== WORK TO DO ==
In the listing below, locate the lines that hold "type" and copy them.

━━━ GIVEN INFORMATION ━━━

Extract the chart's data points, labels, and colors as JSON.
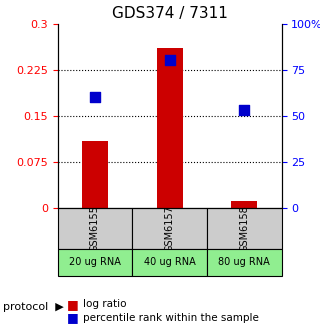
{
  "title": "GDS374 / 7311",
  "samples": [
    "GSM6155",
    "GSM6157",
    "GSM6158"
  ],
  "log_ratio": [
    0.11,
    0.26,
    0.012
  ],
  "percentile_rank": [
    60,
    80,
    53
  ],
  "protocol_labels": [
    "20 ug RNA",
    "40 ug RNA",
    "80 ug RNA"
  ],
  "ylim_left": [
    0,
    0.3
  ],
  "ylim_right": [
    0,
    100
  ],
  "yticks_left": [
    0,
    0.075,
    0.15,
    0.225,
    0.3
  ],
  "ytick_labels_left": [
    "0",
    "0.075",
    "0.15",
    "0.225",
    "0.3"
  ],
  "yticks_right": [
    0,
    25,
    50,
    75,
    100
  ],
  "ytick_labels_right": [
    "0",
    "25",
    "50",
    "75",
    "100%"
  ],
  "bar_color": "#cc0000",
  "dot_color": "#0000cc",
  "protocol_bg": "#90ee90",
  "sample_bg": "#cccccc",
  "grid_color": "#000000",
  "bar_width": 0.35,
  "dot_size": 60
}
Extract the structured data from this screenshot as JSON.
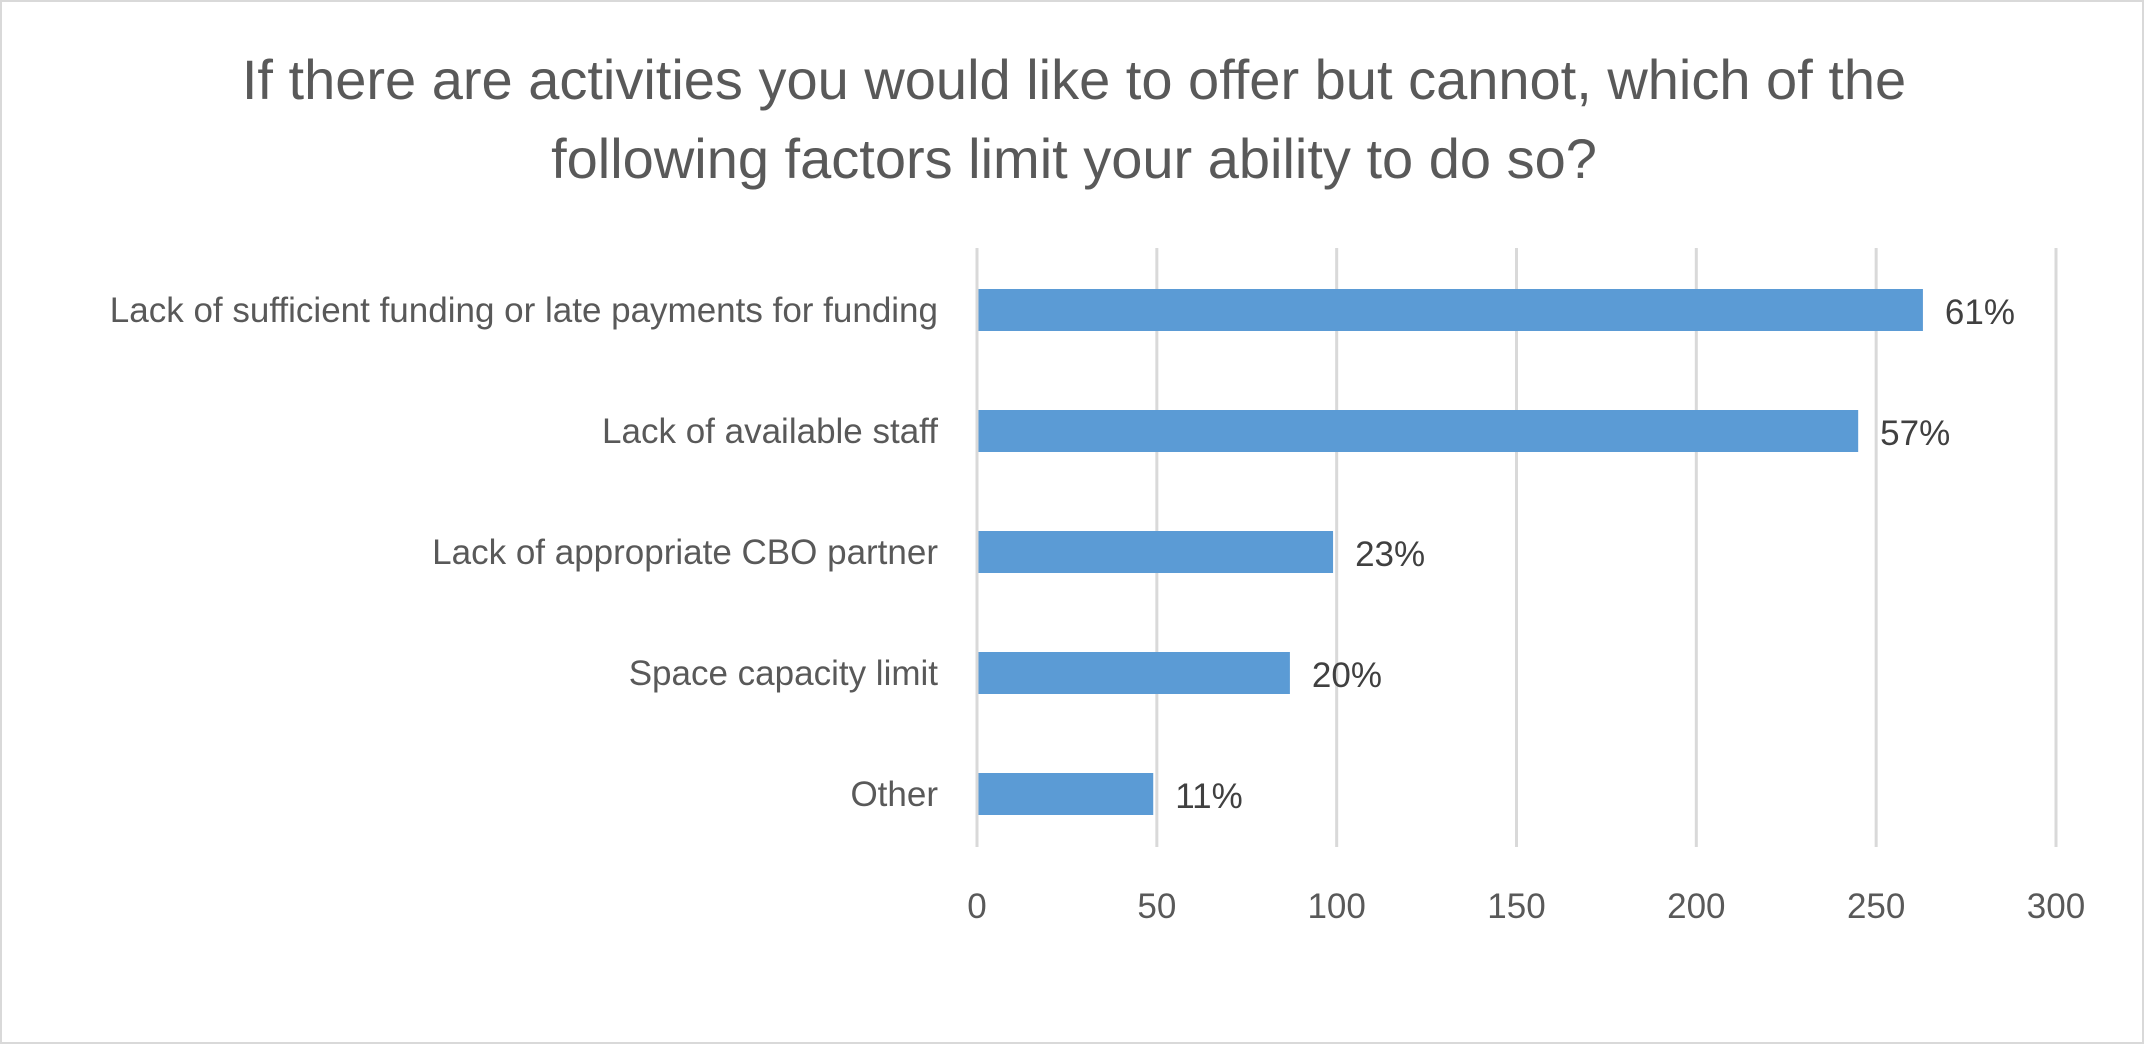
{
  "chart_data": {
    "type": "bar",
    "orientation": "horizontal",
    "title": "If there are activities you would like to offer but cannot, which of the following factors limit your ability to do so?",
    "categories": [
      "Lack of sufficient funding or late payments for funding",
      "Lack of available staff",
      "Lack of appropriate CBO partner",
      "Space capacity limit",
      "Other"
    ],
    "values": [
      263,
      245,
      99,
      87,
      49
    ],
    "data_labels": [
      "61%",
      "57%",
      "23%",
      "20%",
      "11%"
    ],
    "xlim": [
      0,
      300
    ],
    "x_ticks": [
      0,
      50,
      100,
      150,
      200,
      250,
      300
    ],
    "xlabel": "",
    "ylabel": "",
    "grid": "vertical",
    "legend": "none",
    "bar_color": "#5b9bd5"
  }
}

━━━
━━━ GIVEN INFORMATION ━━━

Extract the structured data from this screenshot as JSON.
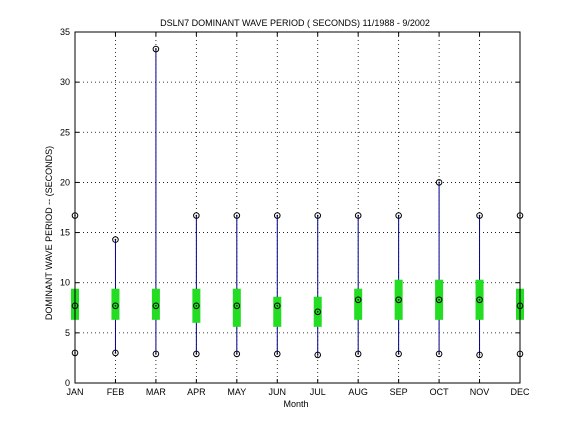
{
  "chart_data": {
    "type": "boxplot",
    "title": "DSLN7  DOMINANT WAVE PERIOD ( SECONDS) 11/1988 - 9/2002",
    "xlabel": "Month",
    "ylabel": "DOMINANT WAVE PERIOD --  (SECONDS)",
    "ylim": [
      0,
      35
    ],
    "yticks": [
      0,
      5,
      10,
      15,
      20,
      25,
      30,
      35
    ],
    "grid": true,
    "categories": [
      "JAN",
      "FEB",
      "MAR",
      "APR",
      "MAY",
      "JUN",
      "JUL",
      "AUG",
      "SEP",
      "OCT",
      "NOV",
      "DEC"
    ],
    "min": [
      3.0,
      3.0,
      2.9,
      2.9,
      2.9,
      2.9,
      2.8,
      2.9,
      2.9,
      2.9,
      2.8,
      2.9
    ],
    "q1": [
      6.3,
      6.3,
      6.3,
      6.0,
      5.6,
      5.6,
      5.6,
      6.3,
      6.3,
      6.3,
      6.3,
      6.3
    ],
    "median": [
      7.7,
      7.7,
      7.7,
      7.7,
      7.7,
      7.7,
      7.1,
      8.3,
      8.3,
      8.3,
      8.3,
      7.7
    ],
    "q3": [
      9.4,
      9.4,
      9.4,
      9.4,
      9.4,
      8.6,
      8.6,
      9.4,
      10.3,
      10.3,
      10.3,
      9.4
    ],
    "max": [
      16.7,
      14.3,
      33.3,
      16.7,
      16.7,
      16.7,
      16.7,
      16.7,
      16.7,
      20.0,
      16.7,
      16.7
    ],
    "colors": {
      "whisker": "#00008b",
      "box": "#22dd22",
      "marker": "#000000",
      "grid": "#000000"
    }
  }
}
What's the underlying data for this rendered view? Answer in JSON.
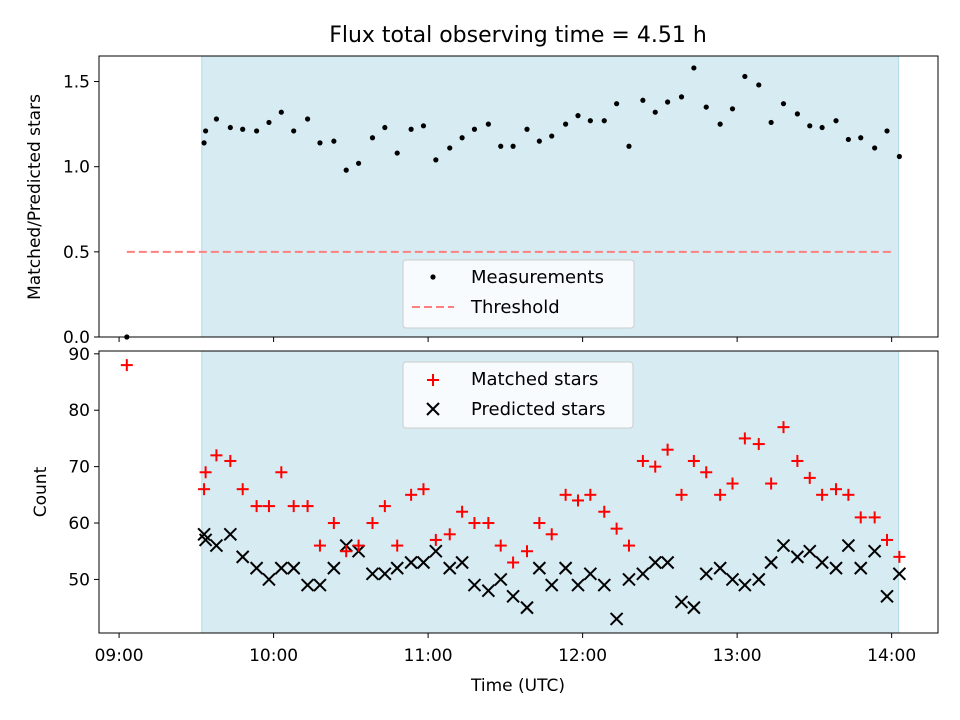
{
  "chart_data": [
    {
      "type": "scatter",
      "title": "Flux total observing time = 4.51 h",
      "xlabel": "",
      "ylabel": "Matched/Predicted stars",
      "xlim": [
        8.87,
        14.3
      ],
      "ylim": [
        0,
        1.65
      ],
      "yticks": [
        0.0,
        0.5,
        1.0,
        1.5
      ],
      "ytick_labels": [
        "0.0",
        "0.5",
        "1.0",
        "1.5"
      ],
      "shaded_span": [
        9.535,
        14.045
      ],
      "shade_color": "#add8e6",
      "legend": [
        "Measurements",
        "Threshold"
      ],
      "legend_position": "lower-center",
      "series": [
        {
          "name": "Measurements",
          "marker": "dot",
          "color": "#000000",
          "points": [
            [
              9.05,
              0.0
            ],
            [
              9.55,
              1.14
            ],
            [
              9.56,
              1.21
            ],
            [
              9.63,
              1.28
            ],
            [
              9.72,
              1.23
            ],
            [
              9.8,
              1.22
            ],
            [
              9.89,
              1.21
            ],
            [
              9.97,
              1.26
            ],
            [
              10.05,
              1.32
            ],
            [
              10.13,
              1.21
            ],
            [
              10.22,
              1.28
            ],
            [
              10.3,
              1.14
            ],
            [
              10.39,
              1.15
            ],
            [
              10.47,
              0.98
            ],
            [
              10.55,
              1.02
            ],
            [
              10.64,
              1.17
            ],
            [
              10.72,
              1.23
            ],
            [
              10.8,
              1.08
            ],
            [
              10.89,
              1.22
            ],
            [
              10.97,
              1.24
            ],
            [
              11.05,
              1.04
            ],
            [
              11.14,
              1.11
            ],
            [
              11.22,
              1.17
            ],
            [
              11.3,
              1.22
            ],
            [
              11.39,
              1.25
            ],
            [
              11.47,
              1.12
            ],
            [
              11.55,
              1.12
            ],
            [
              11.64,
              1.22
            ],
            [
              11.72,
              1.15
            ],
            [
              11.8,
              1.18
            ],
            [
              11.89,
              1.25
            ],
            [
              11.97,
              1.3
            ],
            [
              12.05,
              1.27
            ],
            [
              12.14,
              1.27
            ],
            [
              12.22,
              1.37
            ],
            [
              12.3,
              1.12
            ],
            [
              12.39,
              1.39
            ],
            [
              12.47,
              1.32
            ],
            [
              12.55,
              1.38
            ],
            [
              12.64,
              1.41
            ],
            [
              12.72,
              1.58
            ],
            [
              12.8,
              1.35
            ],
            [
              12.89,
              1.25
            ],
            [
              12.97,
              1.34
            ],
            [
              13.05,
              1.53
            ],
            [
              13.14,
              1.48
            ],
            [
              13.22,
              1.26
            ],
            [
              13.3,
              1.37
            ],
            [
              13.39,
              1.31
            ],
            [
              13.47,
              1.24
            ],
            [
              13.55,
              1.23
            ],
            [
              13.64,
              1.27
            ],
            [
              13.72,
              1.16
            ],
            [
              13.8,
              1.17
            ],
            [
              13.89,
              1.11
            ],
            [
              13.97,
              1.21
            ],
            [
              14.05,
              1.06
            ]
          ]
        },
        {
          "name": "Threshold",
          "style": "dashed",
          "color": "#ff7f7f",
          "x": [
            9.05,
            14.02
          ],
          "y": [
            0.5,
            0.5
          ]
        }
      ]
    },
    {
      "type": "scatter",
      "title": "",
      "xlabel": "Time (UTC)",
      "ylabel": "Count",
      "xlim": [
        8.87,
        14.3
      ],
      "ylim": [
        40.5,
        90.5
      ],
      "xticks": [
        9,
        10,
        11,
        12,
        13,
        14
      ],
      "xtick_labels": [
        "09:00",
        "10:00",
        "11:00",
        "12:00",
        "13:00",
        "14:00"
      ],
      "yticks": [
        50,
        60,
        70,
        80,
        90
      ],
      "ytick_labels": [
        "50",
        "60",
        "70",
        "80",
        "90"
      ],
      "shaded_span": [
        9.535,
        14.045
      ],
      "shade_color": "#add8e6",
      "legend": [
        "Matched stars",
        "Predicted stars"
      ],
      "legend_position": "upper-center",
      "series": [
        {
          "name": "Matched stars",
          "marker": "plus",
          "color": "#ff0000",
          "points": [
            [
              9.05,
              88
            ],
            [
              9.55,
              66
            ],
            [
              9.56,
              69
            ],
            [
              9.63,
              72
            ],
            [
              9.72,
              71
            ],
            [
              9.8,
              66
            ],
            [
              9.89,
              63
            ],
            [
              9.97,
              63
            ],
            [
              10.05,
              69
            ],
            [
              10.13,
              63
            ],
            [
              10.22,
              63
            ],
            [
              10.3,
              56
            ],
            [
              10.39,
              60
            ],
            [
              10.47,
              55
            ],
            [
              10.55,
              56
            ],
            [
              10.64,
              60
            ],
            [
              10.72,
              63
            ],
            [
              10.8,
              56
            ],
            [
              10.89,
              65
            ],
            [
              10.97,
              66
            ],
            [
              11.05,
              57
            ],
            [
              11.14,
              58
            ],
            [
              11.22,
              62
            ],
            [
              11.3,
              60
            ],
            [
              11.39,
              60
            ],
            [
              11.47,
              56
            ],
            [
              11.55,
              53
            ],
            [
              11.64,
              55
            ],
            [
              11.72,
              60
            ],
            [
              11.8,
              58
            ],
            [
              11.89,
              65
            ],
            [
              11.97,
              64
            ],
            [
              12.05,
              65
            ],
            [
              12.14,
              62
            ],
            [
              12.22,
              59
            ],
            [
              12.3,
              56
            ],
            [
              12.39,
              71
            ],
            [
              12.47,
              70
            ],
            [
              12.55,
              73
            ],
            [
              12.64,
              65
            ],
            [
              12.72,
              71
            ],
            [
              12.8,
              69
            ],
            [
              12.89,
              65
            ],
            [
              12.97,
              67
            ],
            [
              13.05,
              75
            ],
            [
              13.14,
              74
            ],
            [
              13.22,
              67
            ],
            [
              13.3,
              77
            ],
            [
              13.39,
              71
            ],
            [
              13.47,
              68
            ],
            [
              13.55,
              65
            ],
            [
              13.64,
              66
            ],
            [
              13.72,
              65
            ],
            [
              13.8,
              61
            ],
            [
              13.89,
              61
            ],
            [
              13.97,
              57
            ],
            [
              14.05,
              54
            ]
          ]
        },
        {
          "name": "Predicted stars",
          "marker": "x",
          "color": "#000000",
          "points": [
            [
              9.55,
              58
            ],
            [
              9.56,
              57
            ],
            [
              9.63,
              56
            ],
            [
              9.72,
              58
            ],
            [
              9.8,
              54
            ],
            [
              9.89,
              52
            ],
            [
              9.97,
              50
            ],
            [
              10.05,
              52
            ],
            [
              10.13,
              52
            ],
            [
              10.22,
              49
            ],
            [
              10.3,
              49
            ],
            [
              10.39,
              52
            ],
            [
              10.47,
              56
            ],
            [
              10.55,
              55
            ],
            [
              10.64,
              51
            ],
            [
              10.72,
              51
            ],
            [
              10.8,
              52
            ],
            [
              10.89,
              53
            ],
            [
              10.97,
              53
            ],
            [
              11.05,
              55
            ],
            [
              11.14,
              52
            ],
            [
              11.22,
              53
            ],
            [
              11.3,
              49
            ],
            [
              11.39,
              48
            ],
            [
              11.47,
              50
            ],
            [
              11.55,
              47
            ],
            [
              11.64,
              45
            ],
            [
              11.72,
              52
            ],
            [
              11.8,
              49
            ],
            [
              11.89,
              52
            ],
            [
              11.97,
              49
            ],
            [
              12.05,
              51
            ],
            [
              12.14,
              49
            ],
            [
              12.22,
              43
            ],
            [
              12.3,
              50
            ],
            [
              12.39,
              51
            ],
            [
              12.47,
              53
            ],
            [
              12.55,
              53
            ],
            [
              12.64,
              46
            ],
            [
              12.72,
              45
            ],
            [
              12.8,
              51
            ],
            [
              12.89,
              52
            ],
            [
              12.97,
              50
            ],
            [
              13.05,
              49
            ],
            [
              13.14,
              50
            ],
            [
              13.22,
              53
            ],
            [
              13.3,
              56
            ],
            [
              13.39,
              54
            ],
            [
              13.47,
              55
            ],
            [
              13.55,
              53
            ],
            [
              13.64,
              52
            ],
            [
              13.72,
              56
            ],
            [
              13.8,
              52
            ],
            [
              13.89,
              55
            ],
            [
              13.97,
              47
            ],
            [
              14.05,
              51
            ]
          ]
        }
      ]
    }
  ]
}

━━━
━━━ GIVEN INFORMATION ━━━

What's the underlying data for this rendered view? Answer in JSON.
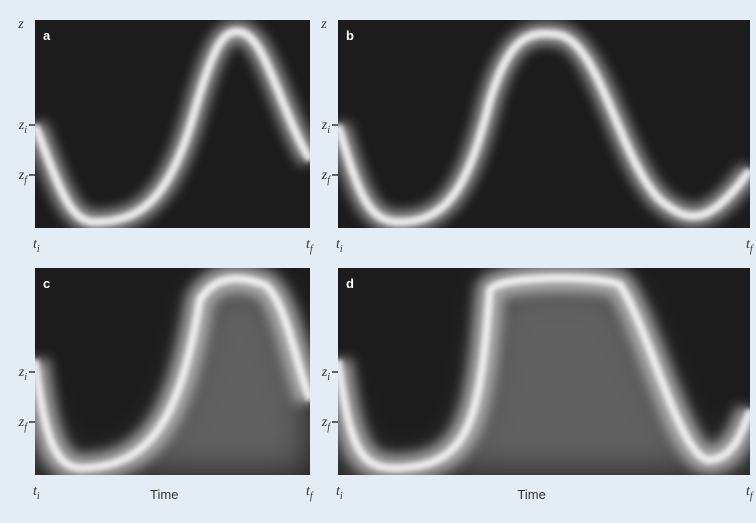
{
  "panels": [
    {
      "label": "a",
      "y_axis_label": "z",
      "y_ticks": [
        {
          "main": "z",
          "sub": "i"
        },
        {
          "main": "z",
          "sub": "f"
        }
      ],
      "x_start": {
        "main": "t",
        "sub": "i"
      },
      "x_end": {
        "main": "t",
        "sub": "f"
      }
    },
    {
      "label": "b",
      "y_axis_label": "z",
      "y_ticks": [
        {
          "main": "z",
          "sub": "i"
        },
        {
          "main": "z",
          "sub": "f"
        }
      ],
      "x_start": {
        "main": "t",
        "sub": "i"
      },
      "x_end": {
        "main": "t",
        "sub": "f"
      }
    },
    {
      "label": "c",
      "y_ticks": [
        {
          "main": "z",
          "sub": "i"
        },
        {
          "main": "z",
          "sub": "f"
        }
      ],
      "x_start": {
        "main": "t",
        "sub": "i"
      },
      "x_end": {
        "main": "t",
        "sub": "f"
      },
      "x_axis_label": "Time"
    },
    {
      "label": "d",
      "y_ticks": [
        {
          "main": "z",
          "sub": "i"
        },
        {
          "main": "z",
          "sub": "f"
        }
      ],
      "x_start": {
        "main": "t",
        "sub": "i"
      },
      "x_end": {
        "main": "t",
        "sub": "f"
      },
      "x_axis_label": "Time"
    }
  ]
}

━━━

== THE RESPONSE ==
    "type": "bar",
    "type": "boxplot",
      "type": "scatter",
      "type": "scatter",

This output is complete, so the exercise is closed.